* **Raw data**
<<<<

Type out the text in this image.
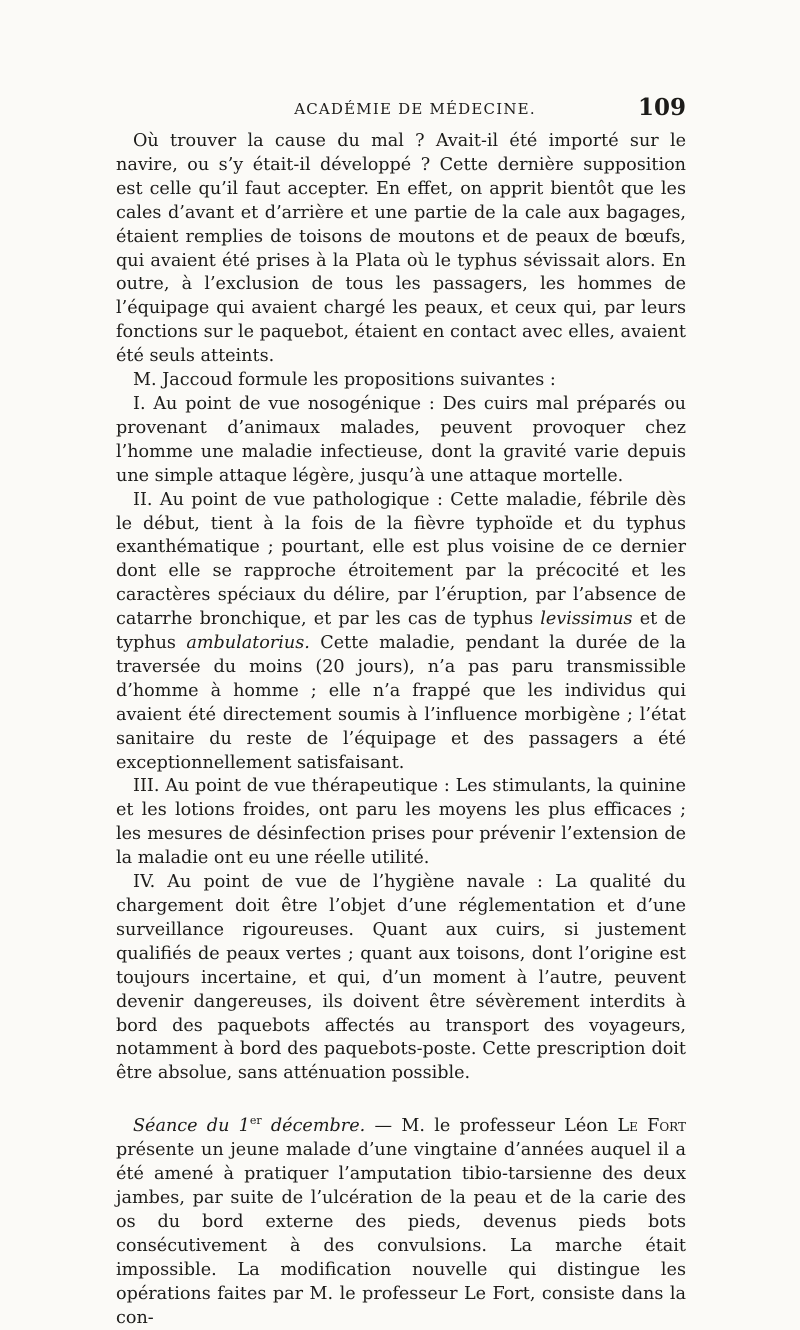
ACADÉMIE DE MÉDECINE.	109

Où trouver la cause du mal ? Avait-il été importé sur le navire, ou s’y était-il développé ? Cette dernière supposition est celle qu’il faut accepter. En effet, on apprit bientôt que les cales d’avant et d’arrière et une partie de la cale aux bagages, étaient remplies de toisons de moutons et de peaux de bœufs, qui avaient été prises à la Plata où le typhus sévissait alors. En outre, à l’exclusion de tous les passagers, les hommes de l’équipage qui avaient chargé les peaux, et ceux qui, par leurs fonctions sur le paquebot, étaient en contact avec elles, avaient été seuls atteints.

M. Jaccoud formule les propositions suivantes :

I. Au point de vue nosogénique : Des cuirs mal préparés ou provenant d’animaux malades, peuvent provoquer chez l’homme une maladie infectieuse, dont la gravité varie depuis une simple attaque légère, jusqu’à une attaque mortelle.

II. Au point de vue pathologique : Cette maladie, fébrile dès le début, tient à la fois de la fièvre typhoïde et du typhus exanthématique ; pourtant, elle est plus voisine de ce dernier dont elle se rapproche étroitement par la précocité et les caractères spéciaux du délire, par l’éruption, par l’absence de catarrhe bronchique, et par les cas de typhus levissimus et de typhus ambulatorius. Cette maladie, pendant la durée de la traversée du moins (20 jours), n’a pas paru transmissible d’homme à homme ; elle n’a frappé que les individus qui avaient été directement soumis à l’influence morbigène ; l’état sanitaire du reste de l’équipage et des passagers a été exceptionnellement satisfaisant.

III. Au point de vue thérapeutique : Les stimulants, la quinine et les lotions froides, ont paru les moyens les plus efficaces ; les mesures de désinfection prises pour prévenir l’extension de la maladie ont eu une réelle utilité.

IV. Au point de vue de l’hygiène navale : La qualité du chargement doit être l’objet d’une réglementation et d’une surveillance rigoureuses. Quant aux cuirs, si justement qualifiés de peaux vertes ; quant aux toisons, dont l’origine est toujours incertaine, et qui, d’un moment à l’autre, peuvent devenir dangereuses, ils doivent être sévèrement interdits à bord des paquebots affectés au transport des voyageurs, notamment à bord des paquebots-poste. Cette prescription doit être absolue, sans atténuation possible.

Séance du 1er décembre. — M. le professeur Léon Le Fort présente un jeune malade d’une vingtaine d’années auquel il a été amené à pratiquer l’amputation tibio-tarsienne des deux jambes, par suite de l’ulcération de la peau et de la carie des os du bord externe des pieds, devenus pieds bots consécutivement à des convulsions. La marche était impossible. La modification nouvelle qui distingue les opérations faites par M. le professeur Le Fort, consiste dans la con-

>>>>

* **Task requirements**
From the records given above, copy all lines containing "toisons".

* **Task solution**
Où trouver la cause du mal ? Avait-il été importé sur le navire, ou s’y était-il développé ? Cette dernière supposition est celle qu’il faut accepter. En effet, on apprit bientôt que les cales d’avant et d’arrière et une partie de la cale aux bagages, étaient remplies de toisons de moutons et de peaux de bœufs, qui avaient été prises à la Plata où le typhus sévissait alors. En outre, à l’exclusion de tous les passagers, les hommes de l’équipage qui avaient chargé les peaux, et ceux qui, par leurs fonctions sur le paquebot, étaient en contact avec elles, avaient été seuls atteints.
IV. Au point de vue de l’hygiène navale : La qualité du chargement doit être l’objet d’une réglementation et d’une surveillance rigoureuses. Quant aux cuirs, si justement qualifiés de peaux vertes ; quant aux toisons, dont l’origine est toujours incertaine, et qui, d’un moment à l’autre, peuvent devenir dangereuses, ils doivent être sévèrement interdits à bord des paquebots affectés au transport des voyageurs, notamment à bord des paquebots-poste. Cette prescription doit être absolue, sans atténuation possible.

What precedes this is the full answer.